> [What this exercise asks]
A – According to the turkey hunting text, when does Eastern spring turkey hunting run in the 28 counties with an open season?
B – From the turkey hunting text, repeat word for word the part that opens with the words containing "Hunters do have" and closes with "spring of 2016.".

> [Given text]
━━━━━━━━
Hardin indicates that last summer’s rainfall – which was fairly generous in spots – gave the state's Rio Grande turkey population the late season production boost that it needed after several years of intense drought.
That also should help to ensure that there will be plenty of young Rio Grande jakes roaming throughout the state this spring.
As for turkey hunting prospects in the state's Eastern turkey regulation zone, Hardin indicates that growing populations north of U.S. Highway 82 along the Red River counties should lead to good hunting conditions. That includes Grayson County to the north of Dallas, which despite lying in the Eastern turkey hunting regulations zone, actually has Rio Grande longbeards within its borders.
“Reports out of the Pineywoods have been mixed and I expect we will see a bump in harvest, but nothing substantial,” said Hardin. “Landowners, managers and hunters who observed Eastern turkeys last year will be seeing them again this year.”
Eastern spring turkey hunting in the 28 counties having an open season runs April 15 to May 14. As a reminder, all turkeys harvested in this region (including the Rio Grandes in Grayson County) must be reported to TPWD within 24 hours of harvest.
A list of physical check stations across the region can be found online at www.tpwd.texas.gov/huntwild/hunt/season/stations .
Hunters do have the option this year of reporting their harvests at either a physical check station in the Eastern regulations zone, online at www.tpwd.texas.gov/turkey or by way of the new TPWD My Texas Hunt Harvest phone app.
TPWD notes that this will be the final hunting season that physical check stations will be open in the Eastern turkey hunting regulations zone. The agency is transitioning from physical check stations for mandatory Eastern turkey harvest reporting to all electronic reporting in the spring of 2016.
Finally, spring turkey hunters throughout Texas are reminded that they must be properly licensed to hunt either Rio Grande turkeys or Eastern turkeys during the 2015 seasons. For residents, that will mean the appropriate hunting license plus the state's $7 upland game bird stamp endorsement. For non-residents, that will mean the $126 non-resident spring turkey hunting license.
━━━━━━━━
> [Dataset rows]
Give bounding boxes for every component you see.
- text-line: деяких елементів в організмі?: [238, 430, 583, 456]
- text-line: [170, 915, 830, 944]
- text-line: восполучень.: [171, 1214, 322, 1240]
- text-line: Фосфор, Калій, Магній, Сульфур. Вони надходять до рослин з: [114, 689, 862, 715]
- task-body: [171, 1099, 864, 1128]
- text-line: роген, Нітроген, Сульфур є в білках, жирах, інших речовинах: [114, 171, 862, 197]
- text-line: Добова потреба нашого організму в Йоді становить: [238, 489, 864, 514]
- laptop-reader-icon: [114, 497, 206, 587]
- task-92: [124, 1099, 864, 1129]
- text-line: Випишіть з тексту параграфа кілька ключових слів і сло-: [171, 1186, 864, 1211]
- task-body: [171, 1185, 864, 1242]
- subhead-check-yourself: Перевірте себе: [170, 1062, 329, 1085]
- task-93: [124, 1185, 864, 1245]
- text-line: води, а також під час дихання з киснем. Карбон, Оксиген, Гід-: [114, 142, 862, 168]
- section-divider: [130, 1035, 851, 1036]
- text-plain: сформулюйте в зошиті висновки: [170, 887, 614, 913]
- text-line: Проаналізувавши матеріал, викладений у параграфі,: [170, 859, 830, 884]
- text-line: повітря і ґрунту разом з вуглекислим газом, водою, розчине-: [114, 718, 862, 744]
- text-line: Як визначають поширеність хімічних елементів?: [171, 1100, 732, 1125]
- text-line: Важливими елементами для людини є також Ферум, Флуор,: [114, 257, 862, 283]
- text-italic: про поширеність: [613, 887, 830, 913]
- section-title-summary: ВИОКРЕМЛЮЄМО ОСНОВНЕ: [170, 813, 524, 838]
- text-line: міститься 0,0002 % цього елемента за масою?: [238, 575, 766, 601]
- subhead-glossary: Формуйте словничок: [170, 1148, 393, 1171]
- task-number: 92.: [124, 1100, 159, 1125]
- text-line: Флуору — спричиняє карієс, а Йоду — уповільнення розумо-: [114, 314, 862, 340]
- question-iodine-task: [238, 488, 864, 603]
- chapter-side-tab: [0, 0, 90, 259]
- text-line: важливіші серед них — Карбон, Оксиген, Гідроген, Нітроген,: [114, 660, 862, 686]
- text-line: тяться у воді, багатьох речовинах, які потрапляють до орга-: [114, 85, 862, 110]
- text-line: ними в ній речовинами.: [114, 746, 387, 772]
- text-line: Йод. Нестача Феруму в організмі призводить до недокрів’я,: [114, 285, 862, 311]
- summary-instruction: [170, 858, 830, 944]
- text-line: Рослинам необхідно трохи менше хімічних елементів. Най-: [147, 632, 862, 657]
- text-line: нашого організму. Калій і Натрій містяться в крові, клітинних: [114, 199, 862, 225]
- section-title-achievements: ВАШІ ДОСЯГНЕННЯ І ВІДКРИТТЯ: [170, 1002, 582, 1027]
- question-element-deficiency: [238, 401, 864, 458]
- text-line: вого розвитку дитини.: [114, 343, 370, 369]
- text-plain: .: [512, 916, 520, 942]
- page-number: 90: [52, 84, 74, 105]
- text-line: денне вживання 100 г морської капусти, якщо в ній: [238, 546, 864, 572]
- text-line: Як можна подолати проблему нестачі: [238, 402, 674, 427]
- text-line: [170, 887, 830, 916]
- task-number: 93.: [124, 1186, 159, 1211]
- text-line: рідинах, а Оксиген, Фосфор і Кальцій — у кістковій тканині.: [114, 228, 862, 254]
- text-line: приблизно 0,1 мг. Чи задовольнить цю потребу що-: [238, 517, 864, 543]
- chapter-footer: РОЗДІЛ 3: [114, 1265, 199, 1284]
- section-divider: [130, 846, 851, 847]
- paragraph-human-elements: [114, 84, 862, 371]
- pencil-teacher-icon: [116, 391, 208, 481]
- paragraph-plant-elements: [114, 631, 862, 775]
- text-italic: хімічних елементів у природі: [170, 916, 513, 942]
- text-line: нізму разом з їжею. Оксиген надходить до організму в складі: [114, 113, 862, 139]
━━━━━━━━
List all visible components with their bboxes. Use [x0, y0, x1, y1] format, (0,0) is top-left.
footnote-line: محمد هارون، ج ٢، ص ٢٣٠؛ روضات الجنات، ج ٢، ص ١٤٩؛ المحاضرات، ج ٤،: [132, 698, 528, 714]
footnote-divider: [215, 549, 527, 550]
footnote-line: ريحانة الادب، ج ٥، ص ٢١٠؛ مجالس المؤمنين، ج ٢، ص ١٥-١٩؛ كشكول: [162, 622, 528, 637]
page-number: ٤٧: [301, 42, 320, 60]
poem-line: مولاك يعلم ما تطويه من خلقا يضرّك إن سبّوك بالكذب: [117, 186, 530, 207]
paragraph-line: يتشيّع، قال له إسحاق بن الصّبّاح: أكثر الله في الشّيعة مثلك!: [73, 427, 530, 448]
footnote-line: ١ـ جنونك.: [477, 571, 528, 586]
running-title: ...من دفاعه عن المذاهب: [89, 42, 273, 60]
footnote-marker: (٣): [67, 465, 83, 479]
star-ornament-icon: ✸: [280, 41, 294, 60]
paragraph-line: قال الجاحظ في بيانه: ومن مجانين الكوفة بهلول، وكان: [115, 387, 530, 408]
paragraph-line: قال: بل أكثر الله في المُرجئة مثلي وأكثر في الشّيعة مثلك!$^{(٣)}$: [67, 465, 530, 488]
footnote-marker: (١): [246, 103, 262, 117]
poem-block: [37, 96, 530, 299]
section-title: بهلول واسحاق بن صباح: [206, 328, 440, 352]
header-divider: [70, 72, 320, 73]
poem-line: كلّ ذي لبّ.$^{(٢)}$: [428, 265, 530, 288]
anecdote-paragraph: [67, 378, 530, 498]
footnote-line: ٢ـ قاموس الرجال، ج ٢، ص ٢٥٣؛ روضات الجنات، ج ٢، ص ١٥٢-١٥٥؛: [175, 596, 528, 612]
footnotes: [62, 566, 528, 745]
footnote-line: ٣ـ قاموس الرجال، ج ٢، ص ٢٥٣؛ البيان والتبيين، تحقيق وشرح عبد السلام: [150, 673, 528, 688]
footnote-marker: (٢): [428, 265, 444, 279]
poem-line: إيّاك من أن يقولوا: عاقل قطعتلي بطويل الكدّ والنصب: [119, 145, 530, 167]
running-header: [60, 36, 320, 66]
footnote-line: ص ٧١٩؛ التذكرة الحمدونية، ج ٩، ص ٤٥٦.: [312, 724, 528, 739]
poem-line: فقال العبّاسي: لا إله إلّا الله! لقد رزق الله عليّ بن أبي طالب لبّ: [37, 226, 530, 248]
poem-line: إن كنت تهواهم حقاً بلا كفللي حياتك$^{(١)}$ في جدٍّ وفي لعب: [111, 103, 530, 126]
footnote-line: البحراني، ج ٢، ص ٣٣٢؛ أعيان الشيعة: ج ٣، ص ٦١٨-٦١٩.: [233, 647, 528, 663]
━━━━━━━━
> [Exercise results]
A – April 15 to May 14

B –
Hunters do have the option this year of reporting their harvests at either a physical check station in the Eastern regulations zone, online at www.tpwd.texas.gov/turkey or by way of the new TPWD My Texas Hunt Harvest phone app.
TPWD notes that this will be the final hunting season that physical check stations will be open in the Eastern turkey hunting regulations zone. The agency is transitioning from physical check stations for mandatory Eastern turkey harvest reporting to all electronic reporting in the spring of 2016.